**What needs to be done**
All of the material below is to be retyped exactly.
>> START
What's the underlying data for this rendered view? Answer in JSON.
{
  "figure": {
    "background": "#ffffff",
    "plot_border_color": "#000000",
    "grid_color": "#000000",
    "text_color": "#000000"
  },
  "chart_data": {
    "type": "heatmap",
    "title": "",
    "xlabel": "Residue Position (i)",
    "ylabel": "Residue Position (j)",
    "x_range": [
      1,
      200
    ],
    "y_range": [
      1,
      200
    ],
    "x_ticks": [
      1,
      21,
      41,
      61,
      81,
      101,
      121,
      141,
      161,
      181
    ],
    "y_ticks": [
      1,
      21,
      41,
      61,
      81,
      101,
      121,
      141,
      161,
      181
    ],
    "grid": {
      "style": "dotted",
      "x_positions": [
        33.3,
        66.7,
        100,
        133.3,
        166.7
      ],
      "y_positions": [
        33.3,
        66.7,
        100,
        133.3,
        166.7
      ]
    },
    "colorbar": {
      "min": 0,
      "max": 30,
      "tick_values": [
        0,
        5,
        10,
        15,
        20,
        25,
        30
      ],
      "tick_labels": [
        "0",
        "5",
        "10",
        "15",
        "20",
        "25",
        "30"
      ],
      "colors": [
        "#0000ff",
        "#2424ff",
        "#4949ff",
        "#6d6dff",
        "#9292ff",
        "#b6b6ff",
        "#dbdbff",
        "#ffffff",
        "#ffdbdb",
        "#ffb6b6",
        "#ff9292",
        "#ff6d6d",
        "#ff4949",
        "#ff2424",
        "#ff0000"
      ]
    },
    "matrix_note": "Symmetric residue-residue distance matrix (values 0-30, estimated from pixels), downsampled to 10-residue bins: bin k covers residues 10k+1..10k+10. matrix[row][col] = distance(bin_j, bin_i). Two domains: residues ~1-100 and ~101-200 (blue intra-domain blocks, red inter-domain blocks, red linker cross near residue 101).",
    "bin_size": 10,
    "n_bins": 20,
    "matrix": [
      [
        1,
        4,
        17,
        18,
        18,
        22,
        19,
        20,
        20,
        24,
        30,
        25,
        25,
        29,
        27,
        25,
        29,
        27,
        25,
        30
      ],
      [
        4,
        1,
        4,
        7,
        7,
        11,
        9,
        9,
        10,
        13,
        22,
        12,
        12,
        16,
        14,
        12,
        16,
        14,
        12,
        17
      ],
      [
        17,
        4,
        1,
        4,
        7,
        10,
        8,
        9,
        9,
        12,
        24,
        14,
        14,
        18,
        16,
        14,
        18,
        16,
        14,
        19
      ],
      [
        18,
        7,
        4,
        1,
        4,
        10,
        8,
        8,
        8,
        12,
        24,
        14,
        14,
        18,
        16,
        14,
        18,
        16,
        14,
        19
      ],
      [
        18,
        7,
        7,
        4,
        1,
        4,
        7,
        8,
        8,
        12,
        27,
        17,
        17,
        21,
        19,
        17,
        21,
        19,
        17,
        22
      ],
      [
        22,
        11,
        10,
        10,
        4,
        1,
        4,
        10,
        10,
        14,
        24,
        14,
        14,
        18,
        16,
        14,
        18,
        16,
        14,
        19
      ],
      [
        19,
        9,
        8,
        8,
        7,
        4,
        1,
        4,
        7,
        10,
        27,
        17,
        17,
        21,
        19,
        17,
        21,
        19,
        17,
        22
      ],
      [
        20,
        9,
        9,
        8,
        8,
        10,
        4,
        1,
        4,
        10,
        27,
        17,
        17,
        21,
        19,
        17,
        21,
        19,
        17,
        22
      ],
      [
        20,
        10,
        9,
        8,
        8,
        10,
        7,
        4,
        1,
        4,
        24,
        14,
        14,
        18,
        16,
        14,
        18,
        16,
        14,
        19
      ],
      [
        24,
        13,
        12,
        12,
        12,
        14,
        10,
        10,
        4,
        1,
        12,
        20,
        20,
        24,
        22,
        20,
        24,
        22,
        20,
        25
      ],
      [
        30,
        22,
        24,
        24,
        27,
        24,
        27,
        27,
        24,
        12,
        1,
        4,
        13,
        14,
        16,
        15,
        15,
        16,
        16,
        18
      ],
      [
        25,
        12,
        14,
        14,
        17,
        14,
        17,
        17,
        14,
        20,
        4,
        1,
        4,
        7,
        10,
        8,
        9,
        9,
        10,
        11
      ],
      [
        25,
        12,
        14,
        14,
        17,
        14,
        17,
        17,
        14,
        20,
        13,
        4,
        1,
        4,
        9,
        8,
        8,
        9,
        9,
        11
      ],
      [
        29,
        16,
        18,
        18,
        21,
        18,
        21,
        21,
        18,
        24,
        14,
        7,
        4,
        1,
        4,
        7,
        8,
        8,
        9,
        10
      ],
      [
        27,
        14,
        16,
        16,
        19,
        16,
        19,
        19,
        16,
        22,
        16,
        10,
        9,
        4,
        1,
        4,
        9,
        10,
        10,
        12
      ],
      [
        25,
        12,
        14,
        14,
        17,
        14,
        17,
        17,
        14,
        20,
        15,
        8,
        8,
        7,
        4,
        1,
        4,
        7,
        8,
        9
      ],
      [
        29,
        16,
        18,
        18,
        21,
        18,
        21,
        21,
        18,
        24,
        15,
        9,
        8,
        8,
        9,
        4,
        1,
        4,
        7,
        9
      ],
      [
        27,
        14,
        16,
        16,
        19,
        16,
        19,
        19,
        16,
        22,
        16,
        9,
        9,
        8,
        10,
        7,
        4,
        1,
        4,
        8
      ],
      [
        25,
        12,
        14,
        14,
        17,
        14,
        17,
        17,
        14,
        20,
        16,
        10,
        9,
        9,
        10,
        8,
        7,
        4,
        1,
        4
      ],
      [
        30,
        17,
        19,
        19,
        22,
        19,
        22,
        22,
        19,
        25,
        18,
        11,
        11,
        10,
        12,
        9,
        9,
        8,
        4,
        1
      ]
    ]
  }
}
>> END
**Task answer**
What's the underlying data for this rendered view? Answer in JSON.
{
  "figure": {
    "background": "#ffffff",
    "plot_border_color": "#000000",
    "grid_color": "#000000",
    "text_color": "#000000"
  },
  "chart_data": {
    "type": "heatmap",
    "title": "",
    "xlabel": "Residue Position (i)",
    "ylabel": "Residue Position (j)",
    "x_range": [
      1,
      200
    ],
    "y_range": [
      1,
      200
    ],
    "x_ticks": [
      1,
      21,
      41,
      61,
      81,
      101,
      121,
      141,
      161,
      181
    ],
    "y_ticks": [
      1,
      21,
      41,
      61,
      81,
      101,
      121,
      141,
      161,
      181
    ],
    "grid": {
      "style": "dotted",
      "x_positions": [
        33.3,
        66.7,
        100,
        133.3,
        166.7
      ],
      "y_positions": [
        33.3,
        66.7,
        100,
        133.3,
        166.7
      ]
    },
    "colorbar": {
      "min": 0,
      "max": 30,
      "tick_values": [
        0,
        5,
        10,
        15,
        20,
        25,
        30
      ],
      "tick_labels": [
        "0",
        "5",
        "10",
        "15",
        "20",
        "25",
        "30"
      ],
      "colors": [
        "#0000ff",
        "#2424ff",
        "#4949ff",
        "#6d6dff",
        "#9292ff",
        "#b6b6ff",
        "#dbdbff",
        "#ffffff",
        "#ffdbdb",
        "#ffb6b6",
        "#ff9292",
        "#ff6d6d",
        "#ff4949",
        "#ff2424",
        "#ff0000"
      ]
    },
    "matrix_note": "Symmetric residue-residue distance matrix (values 0-30, estimated from pixels), downsampled to 10-residue bins: bin k covers residues 10k+1..10k+10. matrix[row][col] = distance(bin_j, bin_i). Two domains: residues ~1-100 and ~101-200 (blue intra-domain blocks, red inter-domain blocks, red linker cross near residue 101).",
    "bin_size": 10,
    "n_bins": 20,
    "matrix": [
      [
        1,
        4,
        17,
        18,
        18,
        22,
        19,
        20,
        20,
        24,
        30,
        25,
        25,
        29,
        27,
        25,
        29,
        27,
        25,
        30
      ],
      [
        4,
        1,
        4,
        7,
        7,
        11,
        9,
        9,
        10,
        13,
        22,
        12,
        12,
        16,
        14,
        12,
        16,
        14,
        12,
        17
      ],
      [
        17,
        4,
        1,
        4,
        7,
        10,
        8,
        9,
        9,
        12,
        24,
        14,
        14,
        18,
        16,
        14,
        18,
        16,
        14,
        19
      ],
      [
        18,
        7,
        4,
        1,
        4,
        10,
        8,
        8,
        8,
        12,
        24,
        14,
        14,
        18,
        16,
        14,
        18,
        16,
        14,
        19
      ],
      [
        18,
        7,
        7,
        4,
        1,
        4,
        7,
        8,
        8,
        12,
        27,
        17,
        17,
        21,
        19,
        17,
        21,
        19,
        17,
        22
      ],
      [
        22,
        11,
        10,
        10,
        4,
        1,
        4,
        10,
        10,
        14,
        24,
        14,
        14,
        18,
        16,
        14,
        18,
        16,
        14,
        19
      ],
      [
        19,
        9,
        8,
        8,
        7,
        4,
        1,
        4,
        7,
        10,
        27,
        17,
        17,
        21,
        19,
        17,
        21,
        19,
        17,
        22
      ],
      [
        20,
        9,
        9,
        8,
        8,
        10,
        4,
        1,
        4,
        10,
        27,
        17,
        17,
        21,
        19,
        17,
        21,
        19,
        17,
        22
      ],
      [
        20,
        10,
        9,
        8,
        8,
        10,
        7,
        4,
        1,
        4,
        24,
        14,
        14,
        18,
        16,
        14,
        18,
        16,
        14,
        19
      ],
      [
        24,
        13,
        12,
        12,
        12,
        14,
        10,
        10,
        4,
        1,
        12,
        20,
        20,
        24,
        22,
        20,
        24,
        22,
        20,
        25
      ],
      [
        30,
        22,
        24,
        24,
        27,
        24,
        27,
        27,
        24,
        12,
        1,
        4,
        13,
        14,
        16,
        15,
        15,
        16,
        16,
        18
      ],
      [
        25,
        12,
        14,
        14,
        17,
        14,
        17,
        17,
        14,
        20,
        4,
        1,
        4,
        7,
        10,
        8,
        9,
        9,
        10,
        11
      ],
      [
        25,
        12,
        14,
        14,
        17,
        14,
        17,
        17,
        14,
        20,
        13,
        4,
        1,
        4,
        9,
        8,
        8,
        9,
        9,
        11
      ],
      [
        29,
        16,
        18,
        18,
        21,
        18,
        21,
        21,
        18,
        24,
        14,
        7,
        4,
        1,
        4,
        7,
        8,
        8,
        9,
        10
      ],
      [
        27,
        14,
        16,
        16,
        19,
        16,
        19,
        19,
        16,
        22,
        16,
        10,
        9,
        4,
        1,
        4,
        9,
        10,
        10,
        12
      ],
      [
        25,
        12,
        14,
        14,
        17,
        14,
        17,
        17,
        14,
        20,
        15,
        8,
        8,
        7,
        4,
        1,
        4,
        7,
        8,
        9
      ],
      [
        29,
        16,
        18,
        18,
        21,
        18,
        21,
        21,
        18,
        24,
        15,
        9,
        8,
        8,
        9,
        4,
        1,
        4,
        7,
        9
      ],
      [
        27,
        14,
        16,
        16,
        19,
        16,
        19,
        19,
        16,
        22,
        16,
        9,
        9,
        8,
        10,
        7,
        4,
        1,
        4,
        8
      ],
      [
        25,
        12,
        14,
        14,
        17,
        14,
        17,
        17,
        14,
        20,
        16,
        10,
        9,
        9,
        10,
        8,
        7,
        4,
        1,
        4
      ],
      [
        30,
        17,
        19,
        19,
        22,
        19,
        22,
        22,
        19,
        25,
        18,
        11,
        11,
        10,
        12,
        9,
        9,
        8,
        4,
        1
      ]
    ]
  }
}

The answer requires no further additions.